Data for processing ::
####

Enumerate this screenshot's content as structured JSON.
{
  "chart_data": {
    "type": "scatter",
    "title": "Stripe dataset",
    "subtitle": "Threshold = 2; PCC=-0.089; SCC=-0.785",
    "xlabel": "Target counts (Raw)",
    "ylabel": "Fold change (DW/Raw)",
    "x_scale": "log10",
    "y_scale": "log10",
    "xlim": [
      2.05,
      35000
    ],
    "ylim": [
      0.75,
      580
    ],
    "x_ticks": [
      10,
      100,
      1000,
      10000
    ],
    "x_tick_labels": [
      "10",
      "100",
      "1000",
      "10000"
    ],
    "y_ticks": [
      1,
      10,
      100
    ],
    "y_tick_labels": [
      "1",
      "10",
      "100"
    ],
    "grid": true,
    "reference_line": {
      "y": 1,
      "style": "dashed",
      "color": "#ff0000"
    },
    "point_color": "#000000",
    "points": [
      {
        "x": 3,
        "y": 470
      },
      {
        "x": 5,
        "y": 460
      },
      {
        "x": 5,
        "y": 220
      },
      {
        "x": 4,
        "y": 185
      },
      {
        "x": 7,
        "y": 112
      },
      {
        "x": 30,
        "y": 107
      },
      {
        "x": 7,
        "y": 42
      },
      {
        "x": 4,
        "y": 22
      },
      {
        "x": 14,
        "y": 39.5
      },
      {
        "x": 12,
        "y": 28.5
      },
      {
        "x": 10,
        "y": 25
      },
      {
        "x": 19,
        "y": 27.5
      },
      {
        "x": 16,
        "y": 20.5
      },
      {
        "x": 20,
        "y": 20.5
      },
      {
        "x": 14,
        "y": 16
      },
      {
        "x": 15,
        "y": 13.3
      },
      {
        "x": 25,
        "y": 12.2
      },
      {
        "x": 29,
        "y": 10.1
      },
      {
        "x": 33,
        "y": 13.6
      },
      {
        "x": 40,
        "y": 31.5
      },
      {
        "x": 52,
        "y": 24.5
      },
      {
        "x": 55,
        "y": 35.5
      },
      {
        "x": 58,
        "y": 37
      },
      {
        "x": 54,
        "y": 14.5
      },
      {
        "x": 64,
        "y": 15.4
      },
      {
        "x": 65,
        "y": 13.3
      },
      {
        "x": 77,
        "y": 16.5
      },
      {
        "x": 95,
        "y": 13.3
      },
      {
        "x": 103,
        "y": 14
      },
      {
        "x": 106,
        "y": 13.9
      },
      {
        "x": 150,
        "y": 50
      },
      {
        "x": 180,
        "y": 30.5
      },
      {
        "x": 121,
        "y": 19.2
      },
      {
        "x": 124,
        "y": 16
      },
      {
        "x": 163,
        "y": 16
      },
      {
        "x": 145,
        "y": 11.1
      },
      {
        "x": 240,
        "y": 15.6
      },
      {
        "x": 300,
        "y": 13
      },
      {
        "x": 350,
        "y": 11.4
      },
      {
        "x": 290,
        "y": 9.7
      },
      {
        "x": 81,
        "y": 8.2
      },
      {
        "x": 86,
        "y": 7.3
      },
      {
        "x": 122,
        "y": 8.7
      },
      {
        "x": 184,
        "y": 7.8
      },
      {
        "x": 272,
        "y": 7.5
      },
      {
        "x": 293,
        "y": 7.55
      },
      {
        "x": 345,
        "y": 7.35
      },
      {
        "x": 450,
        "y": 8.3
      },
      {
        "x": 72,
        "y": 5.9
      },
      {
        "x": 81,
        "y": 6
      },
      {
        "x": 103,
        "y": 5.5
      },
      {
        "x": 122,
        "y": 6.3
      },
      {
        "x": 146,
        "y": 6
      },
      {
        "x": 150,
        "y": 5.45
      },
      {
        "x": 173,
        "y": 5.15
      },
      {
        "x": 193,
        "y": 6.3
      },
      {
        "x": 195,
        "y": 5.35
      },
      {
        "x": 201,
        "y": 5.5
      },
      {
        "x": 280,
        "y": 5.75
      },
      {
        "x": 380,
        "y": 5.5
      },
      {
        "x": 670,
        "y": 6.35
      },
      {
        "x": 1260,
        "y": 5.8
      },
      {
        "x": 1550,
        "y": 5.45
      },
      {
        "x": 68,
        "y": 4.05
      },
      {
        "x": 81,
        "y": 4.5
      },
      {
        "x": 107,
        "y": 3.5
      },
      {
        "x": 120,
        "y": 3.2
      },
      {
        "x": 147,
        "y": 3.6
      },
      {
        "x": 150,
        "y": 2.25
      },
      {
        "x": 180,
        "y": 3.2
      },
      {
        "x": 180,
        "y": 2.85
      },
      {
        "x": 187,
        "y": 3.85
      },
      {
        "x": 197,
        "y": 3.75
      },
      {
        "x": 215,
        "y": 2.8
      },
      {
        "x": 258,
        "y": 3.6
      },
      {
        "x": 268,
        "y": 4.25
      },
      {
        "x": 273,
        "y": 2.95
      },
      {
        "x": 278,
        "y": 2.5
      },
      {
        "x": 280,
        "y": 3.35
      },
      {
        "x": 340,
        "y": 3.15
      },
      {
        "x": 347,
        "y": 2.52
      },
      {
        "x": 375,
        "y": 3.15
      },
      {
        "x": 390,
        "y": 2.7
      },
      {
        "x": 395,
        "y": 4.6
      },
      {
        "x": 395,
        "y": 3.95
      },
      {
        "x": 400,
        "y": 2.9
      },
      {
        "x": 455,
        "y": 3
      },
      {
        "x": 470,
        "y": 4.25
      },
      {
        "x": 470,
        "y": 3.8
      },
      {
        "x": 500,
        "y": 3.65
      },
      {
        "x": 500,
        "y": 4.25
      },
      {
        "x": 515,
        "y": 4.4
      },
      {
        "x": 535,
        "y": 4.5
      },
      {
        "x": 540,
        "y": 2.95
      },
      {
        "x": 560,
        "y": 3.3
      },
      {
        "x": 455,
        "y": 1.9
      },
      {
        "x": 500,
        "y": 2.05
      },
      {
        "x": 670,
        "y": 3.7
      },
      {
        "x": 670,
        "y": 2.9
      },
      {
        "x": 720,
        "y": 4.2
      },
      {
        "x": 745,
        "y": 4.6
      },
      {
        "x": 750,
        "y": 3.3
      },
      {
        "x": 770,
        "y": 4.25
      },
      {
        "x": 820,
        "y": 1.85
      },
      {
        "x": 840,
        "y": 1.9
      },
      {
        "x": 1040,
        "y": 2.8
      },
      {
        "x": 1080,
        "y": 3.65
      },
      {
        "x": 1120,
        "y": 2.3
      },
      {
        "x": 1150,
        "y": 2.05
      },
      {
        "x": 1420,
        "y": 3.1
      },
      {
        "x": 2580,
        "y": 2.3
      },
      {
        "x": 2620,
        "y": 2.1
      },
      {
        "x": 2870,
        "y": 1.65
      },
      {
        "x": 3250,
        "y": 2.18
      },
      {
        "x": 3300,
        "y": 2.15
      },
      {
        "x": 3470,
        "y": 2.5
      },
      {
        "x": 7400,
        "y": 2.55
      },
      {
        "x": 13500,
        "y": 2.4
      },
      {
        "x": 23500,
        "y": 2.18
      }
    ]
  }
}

####

Brief ::
Output every entry shown above, exactly.

Problem solution ::
Enumerate this screenshot's content as structured JSON.
{
  "chart_data": {
    "type": "scatter",
    "title": "Stripe dataset",
    "subtitle": "Threshold = 2; PCC=-0.089; SCC=-0.785",
    "xlabel": "Target counts (Raw)",
    "ylabel": "Fold change (DW/Raw)",
    "x_scale": "log10",
    "y_scale": "log10",
    "xlim": [
      2.05,
      35000
    ],
    "ylim": [
      0.75,
      580
    ],
    "x_ticks": [
      10,
      100,
      1000,
      10000
    ],
    "x_tick_labels": [
      "10",
      "100",
      "1000",
      "10000"
    ],
    "y_ticks": [
      1,
      10,
      100
    ],
    "y_tick_labels": [
      "1",
      "10",
      "100"
    ],
    "grid": true,
    "reference_line": {
      "y": 1,
      "style": "dashed",
      "color": "#ff0000"
    },
    "point_color": "#000000",
    "points": [
      {
        "x": 3,
        "y": 470
      },
      {
        "x": 5,
        "y": 460
      },
      {
        "x": 5,
        "y": 220
      },
      {
        "x": 4,
        "y": 185
      },
      {
        "x": 7,
        "y": 112
      },
      {
        "x": 30,
        "y": 107
      },
      {
        "x": 7,
        "y": 42
      },
      {
        "x": 4,
        "y": 22
      },
      {
        "x": 14,
        "y": 39.5
      },
      {
        "x": 12,
        "y": 28.5
      },
      {
        "x": 10,
        "y": 25
      },
      {
        "x": 19,
        "y": 27.5
      },
      {
        "x": 16,
        "y": 20.5
      },
      {
        "x": 20,
        "y": 20.5
      },
      {
        "x": 14,
        "y": 16
      },
      {
        "x": 15,
        "y": 13.3
      },
      {
        "x": 25,
        "y": 12.2
      },
      {
        "x": 29,
        "y": 10.1
      },
      {
        "x": 33,
        "y": 13.6
      },
      {
        "x": 40,
        "y": 31.5
      },
      {
        "x": 52,
        "y": 24.5
      },
      {
        "x": 55,
        "y": 35.5
      },
      {
        "x": 58,
        "y": 37
      },
      {
        "x": 54,
        "y": 14.5
      },
      {
        "x": 64,
        "y": 15.4
      },
      {
        "x": 65,
        "y": 13.3
      },
      {
        "x": 77,
        "y": 16.5
      },
      {
        "x": 95,
        "y": 13.3
      },
      {
        "x": 103,
        "y": 14
      },
      {
        "x": 106,
        "y": 13.9
      },
      {
        "x": 150,
        "y": 50
      },
      {
        "x": 180,
        "y": 30.5
      },
      {
        "x": 121,
        "y": 19.2
      },
      {
        "x": 124,
        "y": 16
      },
      {
        "x": 163,
        "y": 16
      },
      {
        "x": 145,
        "y": 11.1
      },
      {
        "x": 240,
        "y": 15.6
      },
      {
        "x": 300,
        "y": 13
      },
      {
        "x": 350,
        "y": 11.4
      },
      {
        "x": 290,
        "y": 9.7
      },
      {
        "x": 81,
        "y": 8.2
      },
      {
        "x": 86,
        "y": 7.3
      },
      {
        "x": 122,
        "y": 8.7
      },
      {
        "x": 184,
        "y": 7.8
      },
      {
        "x": 272,
        "y": 7.5
      },
      {
        "x": 293,
        "y": 7.55
      },
      {
        "x": 345,
        "y": 7.35
      },
      {
        "x": 450,
        "y": 8.3
      },
      {
        "x": 72,
        "y": 5.9
      },
      {
        "x": 81,
        "y": 6
      },
      {
        "x": 103,
        "y": 5.5
      },
      {
        "x": 122,
        "y": 6.3
      },
      {
        "x": 146,
        "y": 6
      },
      {
        "x": 150,
        "y": 5.45
      },
      {
        "x": 173,
        "y": 5.15
      },
      {
        "x": 193,
        "y": 6.3
      },
      {
        "x": 195,
        "y": 5.35
      },
      {
        "x": 201,
        "y": 5.5
      },
      {
        "x": 280,
        "y": 5.75
      },
      {
        "x": 380,
        "y": 5.5
      },
      {
        "x": 670,
        "y": 6.35
      },
      {
        "x": 1260,
        "y": 5.8
      },
      {
        "x": 1550,
        "y": 5.45
      },
      {
        "x": 68,
        "y": 4.05
      },
      {
        "x": 81,
        "y": 4.5
      },
      {
        "x": 107,
        "y": 3.5
      },
      {
        "x": 120,
        "y": 3.2
      },
      {
        "x": 147,
        "y": 3.6
      },
      {
        "x": 150,
        "y": 2.25
      },
      {
        "x": 180,
        "y": 3.2
      },
      {
        "x": 180,
        "y": 2.85
      },
      {
        "x": 187,
        "y": 3.85
      },
      {
        "x": 197,
        "y": 3.75
      },
      {
        "x": 215,
        "y": 2.8
      },
      {
        "x": 258,
        "y": 3.6
      },
      {
        "x": 268,
        "y": 4.25
      },
      {
        "x": 273,
        "y": 2.95
      },
      {
        "x": 278,
        "y": 2.5
      },
      {
        "x": 280,
        "y": 3.35
      },
      {
        "x": 340,
        "y": 3.15
      },
      {
        "x": 347,
        "y": 2.52
      },
      {
        "x": 375,
        "y": 3.15
      },
      {
        "x": 390,
        "y": 2.7
      },
      {
        "x": 395,
        "y": 4.6
      },
      {
        "x": 395,
        "y": 3.95
      },
      {
        "x": 400,
        "y": 2.9
      },
      {
        "x": 455,
        "y": 3
      },
      {
        "x": 470,
        "y": 4.25
      },
      {
        "x": 470,
        "y": 3.8
      },
      {
        "x": 500,
        "y": 3.65
      },
      {
        "x": 500,
        "y": 4.25
      },
      {
        "x": 515,
        "y": 4.4
      },
      {
        "x": 535,
        "y": 4.5
      },
      {
        "x": 540,
        "y": 2.95
      },
      {
        "x": 560,
        "y": 3.3
      },
      {
        "x": 455,
        "y": 1.9
      },
      {
        "x": 500,
        "y": 2.05
      },
      {
        "x": 670,
        "y": 3.7
      },
      {
        "x": 670,
        "y": 2.9
      },
      {
        "x": 720,
        "y": 4.2
      },
      {
        "x": 745,
        "y": 4.6
      },
      {
        "x": 750,
        "y": 3.3
      },
      {
        "x": 770,
        "y": 4.25
      },
      {
        "x": 820,
        "y": 1.85
      },
      {
        "x": 840,
        "y": 1.9
      },
      {
        "x": 1040,
        "y": 2.8
      },
      {
        "x": 1080,
        "y": 3.65
      },
      {
        "x": 1120,
        "y": 2.3
      },
      {
        "x": 1150,
        "y": 2.05
      },
      {
        "x": 1420,
        "y": 3.1
      },
      {
        "x": 2580,
        "y": 2.3
      },
      {
        "x": 2620,
        "y": 2.1
      },
      {
        "x": 2870,
        "y": 1.65
      },
      {
        "x": 3250,
        "y": 2.18
      },
      {
        "x": 3300,
        "y": 2.15
      },
      {
        "x": 3470,
        "y": 2.5
      },
      {
        "x": 7400,
        "y": 2.55
      },
      {
        "x": 13500,
        "y": 2.4
      },
      {
        "x": 23500,
        "y": 2.18
      }
    ]
  }
}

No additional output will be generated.